Requirements ::
Look through the lines and report how many include the word "structured", giving nothing but the number.

Records supplied ::
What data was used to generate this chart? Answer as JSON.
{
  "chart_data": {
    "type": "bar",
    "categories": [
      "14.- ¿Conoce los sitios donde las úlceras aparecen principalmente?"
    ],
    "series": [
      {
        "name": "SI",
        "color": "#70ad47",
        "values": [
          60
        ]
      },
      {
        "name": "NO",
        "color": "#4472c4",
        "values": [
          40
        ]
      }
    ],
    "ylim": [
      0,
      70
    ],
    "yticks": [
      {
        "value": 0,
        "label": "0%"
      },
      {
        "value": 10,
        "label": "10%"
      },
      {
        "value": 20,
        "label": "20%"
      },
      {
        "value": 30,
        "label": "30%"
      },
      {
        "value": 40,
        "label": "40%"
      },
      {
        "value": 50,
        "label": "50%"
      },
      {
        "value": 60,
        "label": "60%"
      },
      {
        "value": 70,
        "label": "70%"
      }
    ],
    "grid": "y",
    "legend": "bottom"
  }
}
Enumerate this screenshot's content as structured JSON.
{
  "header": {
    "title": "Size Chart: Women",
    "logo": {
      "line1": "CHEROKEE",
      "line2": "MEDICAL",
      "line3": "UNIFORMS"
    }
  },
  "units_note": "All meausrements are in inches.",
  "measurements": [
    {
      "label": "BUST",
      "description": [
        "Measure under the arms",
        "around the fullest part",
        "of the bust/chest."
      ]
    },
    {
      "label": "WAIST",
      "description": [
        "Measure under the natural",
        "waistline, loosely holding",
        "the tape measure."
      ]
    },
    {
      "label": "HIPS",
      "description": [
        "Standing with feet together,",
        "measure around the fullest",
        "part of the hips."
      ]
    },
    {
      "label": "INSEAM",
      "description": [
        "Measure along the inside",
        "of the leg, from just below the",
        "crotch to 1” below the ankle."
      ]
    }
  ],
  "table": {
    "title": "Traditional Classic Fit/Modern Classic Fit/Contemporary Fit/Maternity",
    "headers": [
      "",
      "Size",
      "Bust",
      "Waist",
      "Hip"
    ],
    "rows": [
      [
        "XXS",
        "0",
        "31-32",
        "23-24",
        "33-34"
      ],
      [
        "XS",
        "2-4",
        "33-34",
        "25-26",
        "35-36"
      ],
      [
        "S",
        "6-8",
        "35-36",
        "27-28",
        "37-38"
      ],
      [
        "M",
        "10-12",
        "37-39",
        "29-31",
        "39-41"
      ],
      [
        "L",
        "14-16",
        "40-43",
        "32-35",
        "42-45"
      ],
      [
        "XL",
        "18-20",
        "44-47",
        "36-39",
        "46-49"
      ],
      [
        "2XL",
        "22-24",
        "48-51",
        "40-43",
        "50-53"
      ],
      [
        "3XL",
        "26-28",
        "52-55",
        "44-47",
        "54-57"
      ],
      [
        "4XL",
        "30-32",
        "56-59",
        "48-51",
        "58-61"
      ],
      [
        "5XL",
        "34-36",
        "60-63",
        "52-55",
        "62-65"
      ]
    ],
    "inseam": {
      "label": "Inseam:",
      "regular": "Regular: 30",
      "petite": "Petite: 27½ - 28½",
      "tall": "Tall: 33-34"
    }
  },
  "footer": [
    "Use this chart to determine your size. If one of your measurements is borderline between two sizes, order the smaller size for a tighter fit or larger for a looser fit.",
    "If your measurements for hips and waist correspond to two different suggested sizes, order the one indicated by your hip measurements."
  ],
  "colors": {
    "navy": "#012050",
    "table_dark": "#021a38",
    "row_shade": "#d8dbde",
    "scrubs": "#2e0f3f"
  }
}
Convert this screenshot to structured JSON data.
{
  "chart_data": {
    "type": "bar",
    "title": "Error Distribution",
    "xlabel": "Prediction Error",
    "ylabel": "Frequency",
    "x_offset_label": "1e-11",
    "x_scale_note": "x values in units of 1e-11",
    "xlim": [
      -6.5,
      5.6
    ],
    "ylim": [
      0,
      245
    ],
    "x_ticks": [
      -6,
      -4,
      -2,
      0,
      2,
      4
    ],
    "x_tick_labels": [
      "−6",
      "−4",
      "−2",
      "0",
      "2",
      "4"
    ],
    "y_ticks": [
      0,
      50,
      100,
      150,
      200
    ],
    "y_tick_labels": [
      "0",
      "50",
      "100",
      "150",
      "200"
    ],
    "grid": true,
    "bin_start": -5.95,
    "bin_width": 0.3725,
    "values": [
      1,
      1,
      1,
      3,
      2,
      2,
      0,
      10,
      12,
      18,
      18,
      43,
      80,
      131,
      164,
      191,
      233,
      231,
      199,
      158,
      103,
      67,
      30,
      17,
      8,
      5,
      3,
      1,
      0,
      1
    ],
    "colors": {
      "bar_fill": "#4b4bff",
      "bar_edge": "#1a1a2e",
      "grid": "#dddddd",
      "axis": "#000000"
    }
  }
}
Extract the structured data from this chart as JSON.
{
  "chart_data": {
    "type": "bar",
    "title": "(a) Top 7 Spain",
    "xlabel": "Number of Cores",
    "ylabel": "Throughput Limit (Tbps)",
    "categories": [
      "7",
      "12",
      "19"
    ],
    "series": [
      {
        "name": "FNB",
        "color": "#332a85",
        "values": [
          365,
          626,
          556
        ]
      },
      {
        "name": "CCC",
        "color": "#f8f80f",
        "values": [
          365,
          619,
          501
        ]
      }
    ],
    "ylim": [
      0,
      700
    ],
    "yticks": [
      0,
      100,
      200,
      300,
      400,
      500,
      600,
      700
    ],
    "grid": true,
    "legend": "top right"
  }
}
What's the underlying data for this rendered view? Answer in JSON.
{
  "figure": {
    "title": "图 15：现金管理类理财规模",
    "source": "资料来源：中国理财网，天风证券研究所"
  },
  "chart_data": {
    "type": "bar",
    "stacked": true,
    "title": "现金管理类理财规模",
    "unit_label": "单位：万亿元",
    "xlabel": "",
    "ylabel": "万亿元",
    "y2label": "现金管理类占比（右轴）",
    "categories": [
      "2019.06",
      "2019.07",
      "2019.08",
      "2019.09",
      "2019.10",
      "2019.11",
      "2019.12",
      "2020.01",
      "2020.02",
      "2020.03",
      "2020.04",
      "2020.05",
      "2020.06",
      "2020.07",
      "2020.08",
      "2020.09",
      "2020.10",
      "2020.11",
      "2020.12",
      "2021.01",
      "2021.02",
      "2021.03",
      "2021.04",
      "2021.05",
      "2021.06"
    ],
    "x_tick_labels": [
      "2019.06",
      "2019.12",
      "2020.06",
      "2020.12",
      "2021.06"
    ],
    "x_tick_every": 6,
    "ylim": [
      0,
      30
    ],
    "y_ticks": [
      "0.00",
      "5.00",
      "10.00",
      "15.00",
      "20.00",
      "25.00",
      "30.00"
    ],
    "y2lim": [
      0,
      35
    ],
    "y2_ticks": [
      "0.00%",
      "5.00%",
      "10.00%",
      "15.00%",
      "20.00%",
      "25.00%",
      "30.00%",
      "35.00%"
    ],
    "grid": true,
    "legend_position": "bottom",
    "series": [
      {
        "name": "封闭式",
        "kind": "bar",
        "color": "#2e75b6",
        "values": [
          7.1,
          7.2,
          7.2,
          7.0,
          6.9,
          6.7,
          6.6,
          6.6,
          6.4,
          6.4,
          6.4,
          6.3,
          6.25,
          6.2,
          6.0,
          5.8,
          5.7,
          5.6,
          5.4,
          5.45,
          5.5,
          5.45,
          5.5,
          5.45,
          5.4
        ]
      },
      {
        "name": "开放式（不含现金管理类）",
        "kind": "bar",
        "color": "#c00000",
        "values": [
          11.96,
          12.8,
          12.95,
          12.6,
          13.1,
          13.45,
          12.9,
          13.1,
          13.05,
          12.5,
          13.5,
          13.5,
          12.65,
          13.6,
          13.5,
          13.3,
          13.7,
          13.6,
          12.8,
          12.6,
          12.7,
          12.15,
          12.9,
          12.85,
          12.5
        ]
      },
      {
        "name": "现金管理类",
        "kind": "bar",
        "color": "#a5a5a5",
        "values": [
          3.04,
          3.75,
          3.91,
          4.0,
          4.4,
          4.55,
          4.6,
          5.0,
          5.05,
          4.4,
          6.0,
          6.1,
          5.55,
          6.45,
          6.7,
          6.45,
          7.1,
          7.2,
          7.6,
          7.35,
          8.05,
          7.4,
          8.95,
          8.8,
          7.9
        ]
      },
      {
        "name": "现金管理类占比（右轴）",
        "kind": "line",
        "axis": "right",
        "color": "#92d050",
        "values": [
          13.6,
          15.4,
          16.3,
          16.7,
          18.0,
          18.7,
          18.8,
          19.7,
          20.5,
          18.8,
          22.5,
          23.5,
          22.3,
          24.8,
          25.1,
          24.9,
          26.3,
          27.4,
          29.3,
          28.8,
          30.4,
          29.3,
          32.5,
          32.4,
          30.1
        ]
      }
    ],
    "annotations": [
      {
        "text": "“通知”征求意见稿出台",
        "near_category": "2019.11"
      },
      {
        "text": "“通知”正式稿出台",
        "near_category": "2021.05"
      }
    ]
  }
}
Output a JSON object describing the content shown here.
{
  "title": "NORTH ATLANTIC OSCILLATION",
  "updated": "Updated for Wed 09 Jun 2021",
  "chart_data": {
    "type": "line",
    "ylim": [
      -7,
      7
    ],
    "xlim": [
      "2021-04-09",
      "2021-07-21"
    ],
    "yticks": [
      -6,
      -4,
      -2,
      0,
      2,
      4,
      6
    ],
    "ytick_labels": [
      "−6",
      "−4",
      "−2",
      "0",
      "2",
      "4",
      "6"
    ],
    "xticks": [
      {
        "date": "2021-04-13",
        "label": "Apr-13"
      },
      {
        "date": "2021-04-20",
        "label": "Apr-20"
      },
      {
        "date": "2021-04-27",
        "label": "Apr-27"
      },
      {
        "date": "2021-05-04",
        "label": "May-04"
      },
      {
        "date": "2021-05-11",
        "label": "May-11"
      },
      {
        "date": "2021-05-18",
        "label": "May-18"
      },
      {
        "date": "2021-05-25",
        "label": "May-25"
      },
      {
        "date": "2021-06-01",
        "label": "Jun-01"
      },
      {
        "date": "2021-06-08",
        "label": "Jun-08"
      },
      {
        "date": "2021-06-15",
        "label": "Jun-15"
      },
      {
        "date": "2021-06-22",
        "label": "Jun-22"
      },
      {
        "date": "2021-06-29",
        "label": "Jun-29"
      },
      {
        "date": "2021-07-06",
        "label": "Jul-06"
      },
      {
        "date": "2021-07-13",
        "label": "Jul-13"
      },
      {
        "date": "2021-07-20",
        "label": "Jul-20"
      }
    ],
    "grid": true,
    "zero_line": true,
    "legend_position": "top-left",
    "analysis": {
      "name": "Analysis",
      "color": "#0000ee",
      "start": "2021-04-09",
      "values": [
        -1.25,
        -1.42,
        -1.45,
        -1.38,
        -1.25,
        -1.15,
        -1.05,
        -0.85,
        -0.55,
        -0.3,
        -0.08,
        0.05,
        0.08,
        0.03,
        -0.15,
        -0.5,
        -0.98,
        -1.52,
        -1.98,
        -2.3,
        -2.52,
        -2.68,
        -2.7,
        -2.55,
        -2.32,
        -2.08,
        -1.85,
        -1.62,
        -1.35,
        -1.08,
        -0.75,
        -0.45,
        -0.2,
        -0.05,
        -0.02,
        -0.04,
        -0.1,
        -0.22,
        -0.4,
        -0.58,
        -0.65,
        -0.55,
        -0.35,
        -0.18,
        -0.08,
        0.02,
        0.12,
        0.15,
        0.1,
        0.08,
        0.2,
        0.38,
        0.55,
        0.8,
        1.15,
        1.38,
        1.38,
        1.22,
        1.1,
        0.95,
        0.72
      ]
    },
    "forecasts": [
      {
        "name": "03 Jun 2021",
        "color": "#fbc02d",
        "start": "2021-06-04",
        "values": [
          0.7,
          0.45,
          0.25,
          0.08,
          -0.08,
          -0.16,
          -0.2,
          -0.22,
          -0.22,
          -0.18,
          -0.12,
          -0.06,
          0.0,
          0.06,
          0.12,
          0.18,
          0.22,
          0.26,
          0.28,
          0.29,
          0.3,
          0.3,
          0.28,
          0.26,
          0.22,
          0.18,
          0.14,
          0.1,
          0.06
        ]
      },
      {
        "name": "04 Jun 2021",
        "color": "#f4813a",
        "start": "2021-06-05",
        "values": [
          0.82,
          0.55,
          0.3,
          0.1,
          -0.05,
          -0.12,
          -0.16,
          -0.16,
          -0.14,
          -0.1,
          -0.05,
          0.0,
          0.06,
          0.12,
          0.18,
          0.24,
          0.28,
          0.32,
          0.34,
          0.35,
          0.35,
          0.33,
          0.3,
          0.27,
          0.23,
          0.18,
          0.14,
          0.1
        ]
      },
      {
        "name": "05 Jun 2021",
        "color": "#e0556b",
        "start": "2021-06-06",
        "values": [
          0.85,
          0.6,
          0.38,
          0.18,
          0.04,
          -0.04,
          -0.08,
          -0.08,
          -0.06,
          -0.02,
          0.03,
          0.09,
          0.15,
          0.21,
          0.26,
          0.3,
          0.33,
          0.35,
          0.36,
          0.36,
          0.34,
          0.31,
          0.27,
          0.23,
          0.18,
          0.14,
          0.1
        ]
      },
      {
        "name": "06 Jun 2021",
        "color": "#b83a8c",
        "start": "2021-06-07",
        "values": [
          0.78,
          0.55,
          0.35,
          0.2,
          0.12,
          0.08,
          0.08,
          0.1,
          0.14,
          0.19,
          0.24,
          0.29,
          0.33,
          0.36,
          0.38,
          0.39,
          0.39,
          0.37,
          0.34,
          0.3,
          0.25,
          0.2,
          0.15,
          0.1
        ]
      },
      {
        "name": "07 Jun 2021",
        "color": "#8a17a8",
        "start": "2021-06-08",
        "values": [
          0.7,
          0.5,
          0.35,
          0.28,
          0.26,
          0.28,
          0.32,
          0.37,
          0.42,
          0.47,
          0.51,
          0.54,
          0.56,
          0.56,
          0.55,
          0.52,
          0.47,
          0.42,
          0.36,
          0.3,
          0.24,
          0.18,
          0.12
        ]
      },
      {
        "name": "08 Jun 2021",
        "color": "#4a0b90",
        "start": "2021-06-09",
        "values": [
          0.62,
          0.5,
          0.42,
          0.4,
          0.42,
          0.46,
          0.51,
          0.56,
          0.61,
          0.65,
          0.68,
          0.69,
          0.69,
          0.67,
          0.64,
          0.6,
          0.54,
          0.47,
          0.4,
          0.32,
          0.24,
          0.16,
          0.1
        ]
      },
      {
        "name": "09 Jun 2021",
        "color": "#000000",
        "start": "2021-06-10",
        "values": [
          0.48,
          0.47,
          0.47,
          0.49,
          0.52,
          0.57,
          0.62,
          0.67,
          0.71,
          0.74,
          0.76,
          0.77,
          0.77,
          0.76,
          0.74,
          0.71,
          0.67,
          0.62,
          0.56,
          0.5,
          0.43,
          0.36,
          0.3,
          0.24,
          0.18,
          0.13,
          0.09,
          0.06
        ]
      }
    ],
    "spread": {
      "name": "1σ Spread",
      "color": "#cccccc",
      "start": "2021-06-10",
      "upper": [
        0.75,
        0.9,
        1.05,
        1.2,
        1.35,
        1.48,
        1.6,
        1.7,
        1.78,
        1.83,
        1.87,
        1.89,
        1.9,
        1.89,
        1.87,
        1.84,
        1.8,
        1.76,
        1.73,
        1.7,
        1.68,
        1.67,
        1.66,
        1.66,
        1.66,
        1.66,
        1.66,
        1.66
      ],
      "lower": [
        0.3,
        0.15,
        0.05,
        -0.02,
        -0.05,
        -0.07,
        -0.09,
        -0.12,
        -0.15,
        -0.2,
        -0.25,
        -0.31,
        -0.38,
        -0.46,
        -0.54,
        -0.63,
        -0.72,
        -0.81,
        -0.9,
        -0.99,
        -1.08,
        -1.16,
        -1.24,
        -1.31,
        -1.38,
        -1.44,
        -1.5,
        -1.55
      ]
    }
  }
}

Written answer ::
3